WHAT THIS TASK INVOLVES. Report how many lines hold the word "Poly"; give nothing but the number.

Dataset items:
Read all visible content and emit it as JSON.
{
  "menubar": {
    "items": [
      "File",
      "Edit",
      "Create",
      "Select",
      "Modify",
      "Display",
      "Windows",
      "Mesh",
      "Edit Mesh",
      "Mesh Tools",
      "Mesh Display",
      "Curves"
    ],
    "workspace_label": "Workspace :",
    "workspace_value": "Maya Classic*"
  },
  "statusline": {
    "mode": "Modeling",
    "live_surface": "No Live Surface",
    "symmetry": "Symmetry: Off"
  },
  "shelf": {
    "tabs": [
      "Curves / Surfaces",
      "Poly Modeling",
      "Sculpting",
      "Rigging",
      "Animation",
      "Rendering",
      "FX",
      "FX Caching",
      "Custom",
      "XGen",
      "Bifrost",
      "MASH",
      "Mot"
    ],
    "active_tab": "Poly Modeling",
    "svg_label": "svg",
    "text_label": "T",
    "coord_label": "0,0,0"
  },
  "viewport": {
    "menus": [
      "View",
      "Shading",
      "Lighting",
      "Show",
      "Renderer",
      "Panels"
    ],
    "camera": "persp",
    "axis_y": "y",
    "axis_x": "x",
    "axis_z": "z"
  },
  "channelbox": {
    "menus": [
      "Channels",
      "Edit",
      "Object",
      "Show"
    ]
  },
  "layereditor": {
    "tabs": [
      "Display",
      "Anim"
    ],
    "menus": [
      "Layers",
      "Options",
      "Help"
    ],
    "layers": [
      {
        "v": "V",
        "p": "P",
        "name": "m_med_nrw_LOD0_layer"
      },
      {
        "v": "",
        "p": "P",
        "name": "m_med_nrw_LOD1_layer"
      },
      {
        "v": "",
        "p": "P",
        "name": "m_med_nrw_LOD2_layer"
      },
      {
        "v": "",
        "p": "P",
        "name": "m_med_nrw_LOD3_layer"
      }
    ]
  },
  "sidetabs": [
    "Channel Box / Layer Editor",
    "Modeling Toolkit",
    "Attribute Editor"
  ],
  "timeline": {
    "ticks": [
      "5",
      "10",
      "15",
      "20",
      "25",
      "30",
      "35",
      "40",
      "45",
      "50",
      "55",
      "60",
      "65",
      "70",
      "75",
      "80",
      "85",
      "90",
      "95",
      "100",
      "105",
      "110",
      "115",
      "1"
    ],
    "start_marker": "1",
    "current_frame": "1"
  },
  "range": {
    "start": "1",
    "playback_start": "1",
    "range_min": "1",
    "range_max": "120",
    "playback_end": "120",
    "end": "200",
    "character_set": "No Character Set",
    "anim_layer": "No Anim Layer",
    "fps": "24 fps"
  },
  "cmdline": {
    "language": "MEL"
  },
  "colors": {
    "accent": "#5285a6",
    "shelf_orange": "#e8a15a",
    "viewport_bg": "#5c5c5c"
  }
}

FINAL RESULT. 2